---------- Records ----------
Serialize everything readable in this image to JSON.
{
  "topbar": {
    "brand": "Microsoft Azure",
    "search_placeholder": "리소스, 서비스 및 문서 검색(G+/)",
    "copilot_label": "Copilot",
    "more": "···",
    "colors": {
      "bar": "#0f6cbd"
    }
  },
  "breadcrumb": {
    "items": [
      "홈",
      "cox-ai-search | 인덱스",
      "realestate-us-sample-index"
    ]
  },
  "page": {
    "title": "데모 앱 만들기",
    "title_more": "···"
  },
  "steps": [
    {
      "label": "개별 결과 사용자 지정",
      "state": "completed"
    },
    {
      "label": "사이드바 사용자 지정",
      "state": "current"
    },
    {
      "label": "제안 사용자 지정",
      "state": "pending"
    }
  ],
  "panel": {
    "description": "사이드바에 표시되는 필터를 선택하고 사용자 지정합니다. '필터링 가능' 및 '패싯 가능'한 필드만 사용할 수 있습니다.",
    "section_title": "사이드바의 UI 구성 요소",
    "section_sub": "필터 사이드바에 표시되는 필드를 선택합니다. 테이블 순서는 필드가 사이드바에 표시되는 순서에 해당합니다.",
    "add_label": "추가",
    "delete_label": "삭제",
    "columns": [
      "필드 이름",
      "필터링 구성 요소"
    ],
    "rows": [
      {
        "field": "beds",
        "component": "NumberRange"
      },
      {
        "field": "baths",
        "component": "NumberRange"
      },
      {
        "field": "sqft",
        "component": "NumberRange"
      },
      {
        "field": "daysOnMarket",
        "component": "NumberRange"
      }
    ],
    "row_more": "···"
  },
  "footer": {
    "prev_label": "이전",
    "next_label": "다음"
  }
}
----------
---------- Records ----------
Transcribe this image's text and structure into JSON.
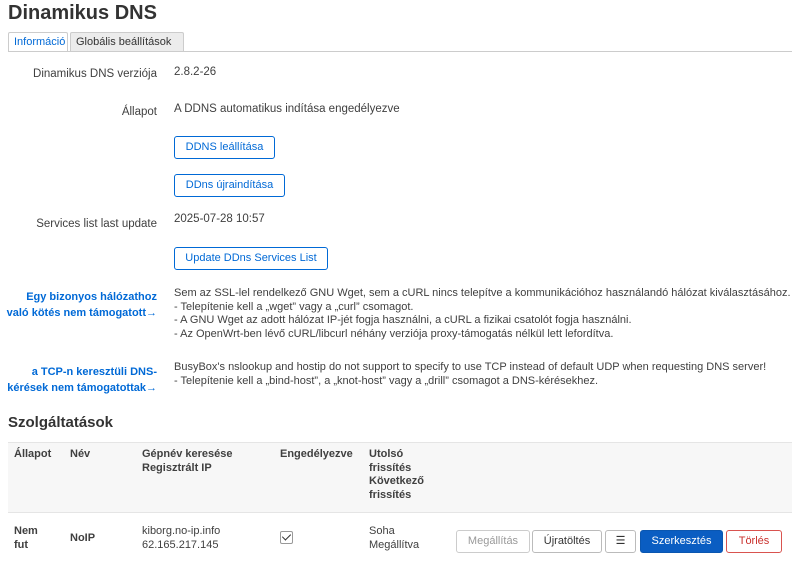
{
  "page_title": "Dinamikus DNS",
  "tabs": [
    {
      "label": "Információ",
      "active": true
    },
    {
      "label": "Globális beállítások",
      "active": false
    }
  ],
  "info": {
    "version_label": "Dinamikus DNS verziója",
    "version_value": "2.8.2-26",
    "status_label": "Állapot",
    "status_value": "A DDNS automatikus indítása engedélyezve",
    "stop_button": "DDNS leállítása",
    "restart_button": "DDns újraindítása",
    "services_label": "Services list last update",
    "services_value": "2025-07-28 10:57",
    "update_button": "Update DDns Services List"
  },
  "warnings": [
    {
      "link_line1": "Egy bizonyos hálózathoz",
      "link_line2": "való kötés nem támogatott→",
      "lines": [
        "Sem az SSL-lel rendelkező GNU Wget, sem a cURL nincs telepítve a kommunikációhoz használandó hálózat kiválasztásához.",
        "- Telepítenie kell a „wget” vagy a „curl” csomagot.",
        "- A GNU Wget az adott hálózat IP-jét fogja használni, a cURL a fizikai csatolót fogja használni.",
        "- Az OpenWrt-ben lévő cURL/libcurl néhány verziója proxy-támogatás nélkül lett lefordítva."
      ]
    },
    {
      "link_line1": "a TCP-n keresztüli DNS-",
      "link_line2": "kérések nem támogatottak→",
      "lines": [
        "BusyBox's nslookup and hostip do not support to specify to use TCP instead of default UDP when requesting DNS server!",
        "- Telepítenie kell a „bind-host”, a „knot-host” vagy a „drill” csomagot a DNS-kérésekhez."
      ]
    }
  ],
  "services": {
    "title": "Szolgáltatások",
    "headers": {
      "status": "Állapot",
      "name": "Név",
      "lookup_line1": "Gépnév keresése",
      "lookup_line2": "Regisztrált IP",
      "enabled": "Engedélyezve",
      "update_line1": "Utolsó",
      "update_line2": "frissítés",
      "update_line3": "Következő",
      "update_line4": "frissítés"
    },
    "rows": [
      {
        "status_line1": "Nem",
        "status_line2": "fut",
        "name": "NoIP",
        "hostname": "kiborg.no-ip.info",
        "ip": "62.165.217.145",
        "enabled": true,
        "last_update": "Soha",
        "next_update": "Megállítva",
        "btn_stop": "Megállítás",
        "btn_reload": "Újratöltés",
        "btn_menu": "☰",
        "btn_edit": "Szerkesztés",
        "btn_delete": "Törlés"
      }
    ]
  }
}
----------
**Aim of the exercise:**
Check every line of the records above for the string "Dinamikus" and say how many contain it, giving the number alone.

**Exercise solution:**
2